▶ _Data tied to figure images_
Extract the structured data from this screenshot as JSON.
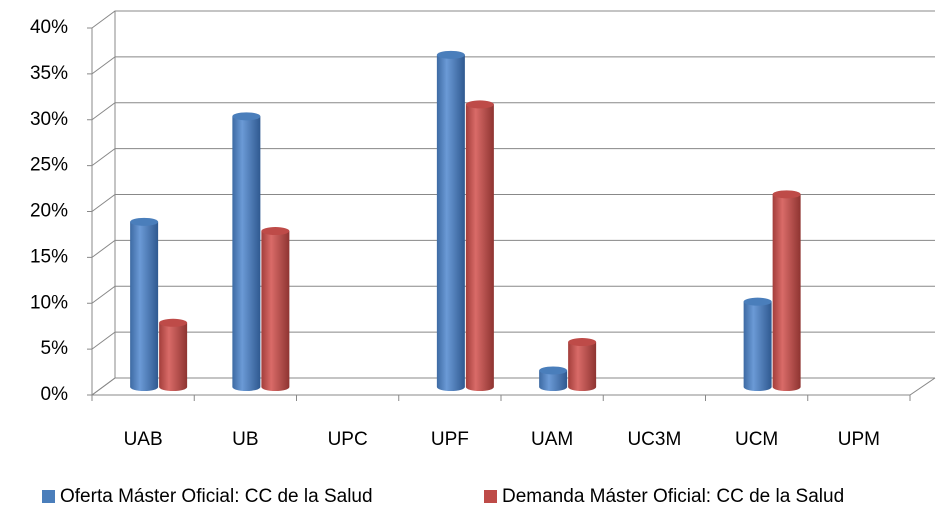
{
  "chart_data": {
    "type": "bar",
    "categories": [
      "UAB",
      "UB",
      "UPC",
      "UPF",
      "UAM",
      "UC3M",
      "UCM",
      "UPM"
    ],
    "series": [
      {
        "name": "Oferta Máster Oficial: CC de la Salud",
        "color": "#4a7ebb",
        "values": [
          18,
          29.5,
          null,
          36.2,
          1.8,
          null,
          9.3,
          null
        ]
      },
      {
        "name": "Demanda Máster Oficial: CC de la Salud",
        "color": "#be4b48",
        "values": [
          7,
          17,
          null,
          30.8,
          4.9,
          null,
          21,
          null
        ]
      }
    ],
    "ylim": [
      0,
      40
    ],
    "yticks": [
      {
        "value": 0,
        "label": "0%"
      },
      {
        "value": 5,
        "label": "5%"
      },
      {
        "value": 10,
        "label": "10%"
      },
      {
        "value": 15,
        "label": "15%"
      },
      {
        "value": 20,
        "label": "20%"
      },
      {
        "value": 25,
        "label": "25%"
      },
      {
        "value": 30,
        "label": "30%"
      },
      {
        "value": 35,
        "label": "35%"
      },
      {
        "value": 40,
        "label": "40%"
      }
    ],
    "grid": true,
    "legend": "bottom"
  }
}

▶ _What needs to be done_
Write out each entry exactly as given, omitting any picture.

▶ _Answer for the task_
Extract the structured data from this screenshot as JSON.
{
  "chart_data": {
    "type": "bar",
    "categories": [
      "UAB",
      "UB",
      "UPC",
      "UPF",
      "UAM",
      "UC3M",
      "UCM",
      "UPM"
    ],
    "series": [
      {
        "name": "Oferta Máster Oficial: CC de la Salud",
        "color": "#4a7ebb",
        "values": [
          18,
          29.5,
          null,
          36.2,
          1.8,
          null,
          9.3,
          null
        ]
      },
      {
        "name": "Demanda Máster Oficial: CC de la Salud",
        "color": "#be4b48",
        "values": [
          7,
          17,
          null,
          30.8,
          4.9,
          null,
          21,
          null
        ]
      }
    ],
    "ylim": [
      0,
      40
    ],
    "yticks": [
      {
        "value": 0,
        "label": "0%"
      },
      {
        "value": 5,
        "label": "5%"
      },
      {
        "value": 10,
        "label": "10%"
      },
      {
        "value": 15,
        "label": "15%"
      },
      {
        "value": 20,
        "label": "20%"
      },
      {
        "value": 25,
        "label": "25%"
      },
      {
        "value": 30,
        "label": "30%"
      },
      {
        "value": 35,
        "label": "35%"
      },
      {
        "value": 40,
        "label": "40%"
      }
    ],
    "grid": true,
    "legend": "bottom"
  }
}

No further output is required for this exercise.